▶ _DIRECTIONS FOR THIS TASK_
Check every line below for the word "に対する特定障害者特別給付費" and copy each one that has it.

⟨

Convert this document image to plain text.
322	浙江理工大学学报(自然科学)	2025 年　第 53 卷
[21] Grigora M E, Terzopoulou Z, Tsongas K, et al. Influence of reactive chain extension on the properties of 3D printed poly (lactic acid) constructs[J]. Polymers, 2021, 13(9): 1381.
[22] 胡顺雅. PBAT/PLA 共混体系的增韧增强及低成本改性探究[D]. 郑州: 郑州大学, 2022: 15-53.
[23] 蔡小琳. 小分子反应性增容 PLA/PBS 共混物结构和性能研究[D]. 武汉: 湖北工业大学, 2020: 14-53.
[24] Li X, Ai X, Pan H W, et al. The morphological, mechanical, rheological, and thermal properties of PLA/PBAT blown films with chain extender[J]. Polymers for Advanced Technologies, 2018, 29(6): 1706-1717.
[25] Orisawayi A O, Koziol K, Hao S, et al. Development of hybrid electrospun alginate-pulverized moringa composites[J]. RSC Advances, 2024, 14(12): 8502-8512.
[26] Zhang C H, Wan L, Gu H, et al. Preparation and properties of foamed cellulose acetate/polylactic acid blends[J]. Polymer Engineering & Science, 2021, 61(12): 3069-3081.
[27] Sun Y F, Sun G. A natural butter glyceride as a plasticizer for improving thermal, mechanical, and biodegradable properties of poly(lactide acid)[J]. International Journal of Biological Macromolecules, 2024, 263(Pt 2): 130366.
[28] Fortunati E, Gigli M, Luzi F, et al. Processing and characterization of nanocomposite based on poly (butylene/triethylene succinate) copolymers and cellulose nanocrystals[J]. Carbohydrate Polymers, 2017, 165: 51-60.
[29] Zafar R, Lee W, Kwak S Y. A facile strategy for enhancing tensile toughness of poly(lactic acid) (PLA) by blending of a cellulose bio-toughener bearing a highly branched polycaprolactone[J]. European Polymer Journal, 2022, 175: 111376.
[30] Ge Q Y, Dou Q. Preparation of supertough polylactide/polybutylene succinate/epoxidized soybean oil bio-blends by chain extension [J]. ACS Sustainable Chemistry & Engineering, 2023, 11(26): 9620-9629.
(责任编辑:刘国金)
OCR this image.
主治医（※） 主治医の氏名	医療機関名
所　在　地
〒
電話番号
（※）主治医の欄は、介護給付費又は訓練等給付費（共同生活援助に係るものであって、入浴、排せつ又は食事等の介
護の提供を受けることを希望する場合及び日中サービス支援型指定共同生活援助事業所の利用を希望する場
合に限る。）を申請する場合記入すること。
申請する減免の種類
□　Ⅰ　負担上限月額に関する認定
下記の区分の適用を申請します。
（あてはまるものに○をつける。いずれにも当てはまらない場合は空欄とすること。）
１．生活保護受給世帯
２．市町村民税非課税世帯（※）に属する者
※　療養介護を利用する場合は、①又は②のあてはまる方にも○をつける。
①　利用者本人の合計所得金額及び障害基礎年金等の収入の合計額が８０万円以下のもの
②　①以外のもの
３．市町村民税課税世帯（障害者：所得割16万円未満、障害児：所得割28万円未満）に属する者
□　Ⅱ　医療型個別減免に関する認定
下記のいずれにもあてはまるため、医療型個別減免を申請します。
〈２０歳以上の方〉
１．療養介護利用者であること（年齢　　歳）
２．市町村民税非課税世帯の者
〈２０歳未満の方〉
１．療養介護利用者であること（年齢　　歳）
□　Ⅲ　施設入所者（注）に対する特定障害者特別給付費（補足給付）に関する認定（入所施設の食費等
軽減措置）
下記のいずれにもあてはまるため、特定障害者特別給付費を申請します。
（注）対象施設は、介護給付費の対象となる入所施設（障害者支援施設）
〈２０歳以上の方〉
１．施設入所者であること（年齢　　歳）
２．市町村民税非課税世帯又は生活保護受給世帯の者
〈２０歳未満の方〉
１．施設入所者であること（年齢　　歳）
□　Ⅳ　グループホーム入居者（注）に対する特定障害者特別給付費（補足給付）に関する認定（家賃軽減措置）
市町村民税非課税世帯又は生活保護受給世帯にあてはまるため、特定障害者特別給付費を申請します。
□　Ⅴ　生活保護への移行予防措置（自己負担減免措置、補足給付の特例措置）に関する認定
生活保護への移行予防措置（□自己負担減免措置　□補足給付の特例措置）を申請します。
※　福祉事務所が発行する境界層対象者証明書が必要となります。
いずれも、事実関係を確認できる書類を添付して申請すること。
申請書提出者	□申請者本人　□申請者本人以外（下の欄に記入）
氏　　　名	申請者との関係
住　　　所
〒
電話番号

⟩

▶ _EXERCISE RESPONSE_
□　Ⅲ　施設入所者（注）に対する特定障害者特別給付費（補足給付）に関する認定（入所施設の食費等
□　Ⅳ　グループホーム入居者（注）に対する特定障害者特別給付費（補足給付）に関する認定（家賃軽減措置）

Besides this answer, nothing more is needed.